*** GIVEN RECORDS ***
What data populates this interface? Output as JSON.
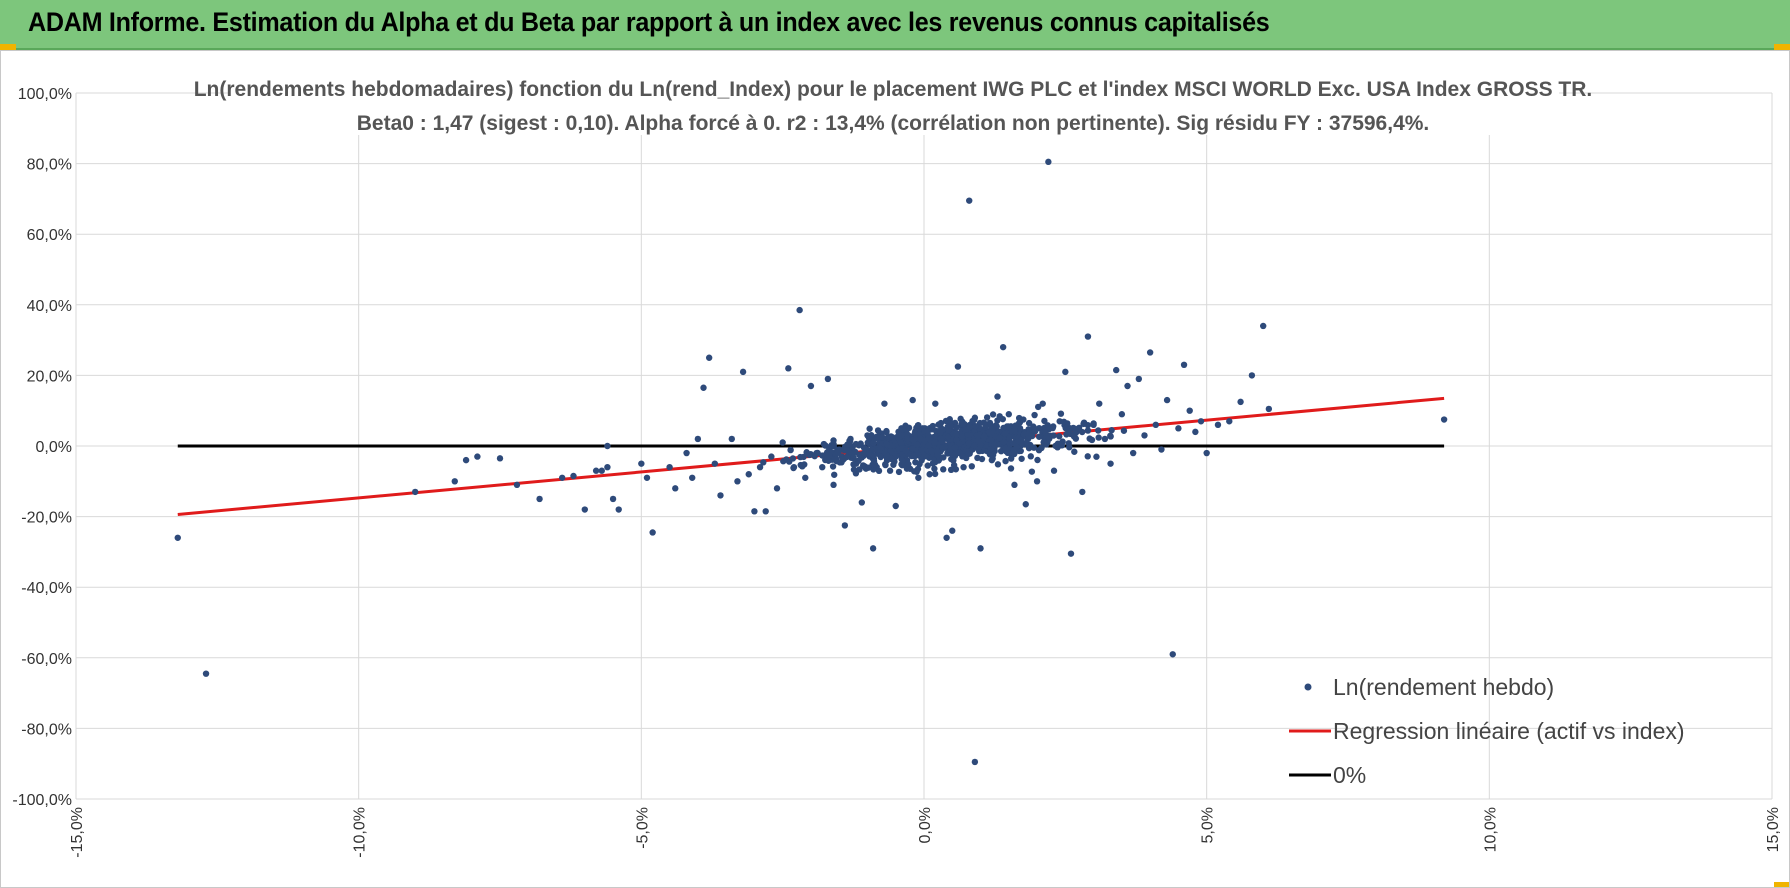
{
  "header": {
    "title": "ADAM Informe. Estimation du Alpha et du Beta par rapport à un index avec les revenus connus capitalisés",
    "background": "#7dc67c"
  },
  "chart_data": {
    "type": "scatter",
    "title": "Ln(rendements hebdomadaires) fonction du Ln(rend_Index) pour le placement IWG PLC et l'index MSCI WORLD Exc. USA Index GROSS TR.",
    "subtitle": "Beta0 : 1,47 (sigest : 0,10). Alpha forcé à 0. r2 : 13,4% (corrélation non pertinente). Sig résidu FY : 37596,4%.",
    "xlabel": "",
    "ylabel": "",
    "xlim": [
      -0.15,
      0.15
    ],
    "ylim": [
      -1.0,
      1.0
    ],
    "x_ticks": [
      -0.15,
      -0.1,
      -0.05,
      0.0,
      0.05,
      0.1,
      0.15
    ],
    "x_tick_labels": [
      "-15,0%",
      "-10,0%",
      "-5,0%",
      "0,0%",
      "5,0%",
      "10,0%",
      "15,0%"
    ],
    "y_ticks": [
      1.0,
      0.8,
      0.6,
      0.4,
      0.2,
      0.0,
      -0.2,
      -0.4,
      -0.6,
      -0.8,
      -1.0
    ],
    "y_tick_labels": [
      "100,0%",
      "80,0%",
      "60,0%",
      "40,0%",
      "20,0%",
      "0,0%",
      "-20,0%",
      "-40,0%",
      "-60,0%",
      "-80,0%",
      "-100,0%"
    ],
    "grid": true,
    "legend_position": "bottom-right",
    "legend": [
      {
        "label": "Ln(rendement hebdo)",
        "kind": "marker",
        "color": "#2e4a7a"
      },
      {
        "label": "Regression linéaire (actif vs index)",
        "kind": "line",
        "color": "#e01b1b"
      },
      {
        "label": "0%",
        "kind": "line",
        "color": "#000000"
      }
    ],
    "series": [
      {
        "name": "Ln(rendement hebdo)",
        "kind": "scatter",
        "color": "#2e4a7a",
        "points": [
          [
            -0.132,
            -0.26
          ],
          [
            -0.127,
            -0.645
          ],
          [
            -0.09,
            -0.13
          ],
          [
            -0.083,
            -0.1
          ],
          [
            -0.081,
            -0.04
          ],
          [
            -0.079,
            -0.03
          ],
          [
            -0.075,
            -0.035
          ],
          [
            -0.072,
            -0.11
          ],
          [
            -0.068,
            -0.15
          ],
          [
            -0.064,
            -0.09
          ],
          [
            -0.062,
            -0.085
          ],
          [
            -0.06,
            -0.18
          ],
          [
            -0.058,
            -0.07
          ],
          [
            -0.057,
            -0.07
          ],
          [
            -0.056,
            -0.06
          ],
          [
            -0.056,
            0.0
          ],
          [
            -0.055,
            -0.15
          ],
          [
            -0.054,
            -0.18
          ],
          [
            -0.05,
            -0.05
          ],
          [
            -0.049,
            -0.09
          ],
          [
            -0.048,
            -0.245
          ],
          [
            -0.045,
            -0.06
          ],
          [
            -0.044,
            -0.12
          ],
          [
            -0.042,
            -0.02
          ],
          [
            -0.041,
            -0.09
          ],
          [
            -0.04,
            0.02
          ],
          [
            -0.039,
            0.165
          ],
          [
            -0.038,
            0.25
          ],
          [
            -0.037,
            -0.05
          ],
          [
            -0.036,
            -0.14
          ],
          [
            -0.034,
            0.02
          ],
          [
            -0.033,
            -0.1
          ],
          [
            -0.032,
            0.21
          ],
          [
            -0.031,
            -0.08
          ],
          [
            -0.03,
            -0.185
          ],
          [
            -0.029,
            -0.06
          ],
          [
            -0.028,
            -0.185
          ],
          [
            -0.027,
            -0.03
          ],
          [
            -0.026,
            -0.12
          ],
          [
            -0.025,
            0.01
          ],
          [
            -0.024,
            0.22
          ],
          [
            -0.023,
            -0.06
          ],
          [
            -0.022,
            0.385
          ],
          [
            -0.021,
            -0.09
          ],
          [
            -0.02,
            0.17
          ],
          [
            -0.019,
            -0.02
          ],
          [
            -0.018,
            -0.06
          ],
          [
            -0.017,
            0.19
          ],
          [
            -0.016,
            -0.11
          ],
          [
            -0.015,
            -0.01
          ],
          [
            -0.014,
            -0.225
          ],
          [
            -0.013,
            0.02
          ],
          [
            -0.012,
            -0.05
          ],
          [
            -0.011,
            -0.16
          ],
          [
            -0.01,
            0.03
          ],
          [
            -0.009,
            -0.29
          ],
          [
            -0.008,
            -0.02
          ],
          [
            -0.007,
            0.12
          ],
          [
            -0.006,
            -0.07
          ],
          [
            -0.005,
            -0.17
          ],
          [
            -0.004,
            0.05
          ],
          [
            -0.003,
            -0.04
          ],
          [
            -0.002,
            0.13
          ],
          [
            -0.001,
            -0.09
          ],
          [
            0.0,
            0.02
          ],
          [
            0.001,
            -0.08
          ],
          [
            0.002,
            0.12
          ],
          [
            0.003,
            0.065
          ],
          [
            0.004,
            -0.26
          ],
          [
            0.005,
            -0.24
          ],
          [
            0.006,
            0.225
          ],
          [
            0.007,
            -0.06
          ],
          [
            0.008,
            0.695
          ],
          [
            0.009,
            -0.895
          ],
          [
            0.009,
            0.08
          ],
          [
            0.01,
            -0.29
          ],
          [
            0.011,
            0.06
          ],
          [
            0.012,
            -0.04
          ],
          [
            0.013,
            0.14
          ],
          [
            0.014,
            0.28
          ],
          [
            0.015,
            0.09
          ],
          [
            0.016,
            -0.11
          ],
          [
            0.017,
            0.05
          ],
          [
            0.018,
            -0.165
          ],
          [
            0.019,
            0.04
          ],
          [
            0.02,
            -0.1
          ],
          [
            0.021,
            0.12
          ],
          [
            0.022,
            0.805
          ],
          [
            0.023,
            -0.07
          ],
          [
            0.024,
            0.07
          ],
          [
            0.025,
            0.21
          ],
          [
            0.026,
            -0.305
          ],
          [
            0.027,
            0.04
          ],
          [
            0.028,
            -0.13
          ],
          [
            0.029,
            0.31
          ],
          [
            0.03,
            0.06
          ],
          [
            0.031,
            0.12
          ],
          [
            0.032,
            0.02
          ],
          [
            0.033,
            -0.05
          ],
          [
            0.034,
            0.215
          ],
          [
            0.035,
            0.09
          ],
          [
            0.036,
            0.17
          ],
          [
            0.037,
            -0.02
          ],
          [
            0.038,
            0.19
          ],
          [
            0.039,
            0.03
          ],
          [
            0.04,
            0.265
          ],
          [
            0.041,
            0.06
          ],
          [
            0.042,
            -0.01
          ],
          [
            0.043,
            0.13
          ],
          [
            0.044,
            -0.59
          ],
          [
            0.045,
            0.05
          ],
          [
            0.046,
            0.23
          ],
          [
            0.047,
            0.1
          ],
          [
            0.048,
            0.04
          ],
          [
            0.049,
            0.07
          ],
          [
            0.05,
            -0.02
          ],
          [
            0.052,
            0.06
          ],
          [
            0.054,
            0.07
          ],
          [
            0.056,
            0.125
          ],
          [
            0.058,
            0.2
          ],
          [
            0.06,
            0.34
          ],
          [
            0.061,
            0.105
          ],
          [
            0.092,
            0.075
          ]
        ]
      },
      {
        "name": "Regression linéaire (actif vs index)",
        "kind": "line",
        "color": "#e01b1b",
        "x": [
          -0.132,
          0.092
        ],
        "y": [
          -0.194,
          0.135
        ]
      },
      {
        "name": "0%",
        "kind": "line",
        "color": "#000000",
        "x": [
          -0.132,
          0.092
        ],
        "y": [
          0.0,
          0.0
        ]
      }
    ]
  }
}
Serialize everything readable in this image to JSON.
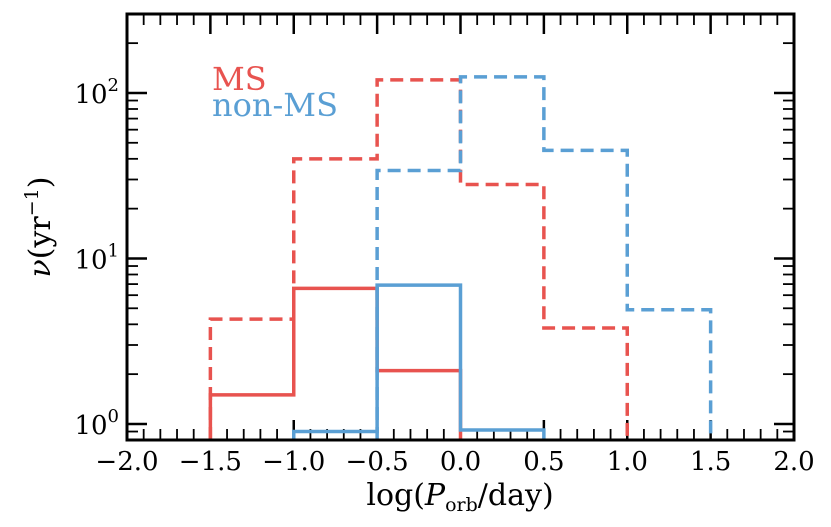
{
  "chart_data": {
    "type": "histogram",
    "xlabel": "log(P_orb/day)",
    "xlabel_parts": {
      "pre": "log(",
      "var": "P",
      "sub": "orb",
      "post": "/day)"
    },
    "ylabel": "ν(yr⁻¹)",
    "ylabel_parts": {
      "nu": "ν",
      "open": "(yr",
      "sup": "−1",
      "close": ")"
    },
    "xlim": [
      -2.0,
      2.0
    ],
    "ylim": [
      0.8,
      300
    ],
    "yscale": "log",
    "x_ticks": [
      -2.0,
      -1.5,
      -1.0,
      -0.5,
      0.0,
      0.5,
      1.0,
      1.5,
      2.0
    ],
    "x_tick_labels": [
      "−2.0",
      "−1.5",
      "−1.0",
      "−0.5",
      "0.0",
      "0.5",
      "1.0",
      "1.5",
      "2.0"
    ],
    "y_ticks": [
      1,
      10,
      100
    ],
    "y_tick_labels": [
      {
        "base": "10",
        "exp": "0"
      },
      {
        "base": "10",
        "exp": "1"
      },
      {
        "base": "10",
        "exp": "2"
      }
    ],
    "bin_edges": [
      -1.5,
      -1.0,
      -0.5,
      0.0,
      0.5,
      1.0,
      1.5
    ],
    "legend": [
      {
        "label": "MS",
        "color": "#e8534f"
      },
      {
        "label": "non-MS",
        "color": "#5a9fd4"
      }
    ],
    "legend_position": "top-left",
    "series": [
      {
        "group": "MS",
        "style": "dashed",
        "color": "#e8534f",
        "edges": [
          -1.5,
          -1.0,
          -0.5,
          0.0,
          0.5,
          1.0
        ],
        "values": [
          4.3,
          40,
          120,
          28,
          3.8
        ]
      },
      {
        "group": "MS",
        "style": "solid",
        "color": "#e8534f",
        "edges": [
          -1.5,
          -1.0,
          -0.5,
          0.0
        ],
        "values": [
          1.5,
          6.6,
          2.1
        ]
      },
      {
        "group": "non-MS",
        "style": "dashed",
        "color": "#5a9fd4",
        "edges": [
          -0.5,
          0.0,
          0.5,
          1.0,
          1.5
        ],
        "values": [
          34,
          125,
          45,
          4.9
        ]
      },
      {
        "group": "non-MS",
        "style": "solid",
        "color": "#5a9fd4",
        "edges": [
          -1.0,
          -0.5,
          0.0,
          0.5
        ],
        "values": [
          0.9,
          6.9,
          0.92
        ]
      }
    ]
  }
}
***
INSTRUCTIONS TO FOLLOW - Locate all lines in the listing above with the word "name". Copy them.

RESULT OF THIS TASK -
        "name": "Ln(rendement hebdo)",
        "name": "Regression linéaire (actif vs index)",
        "name": "0%",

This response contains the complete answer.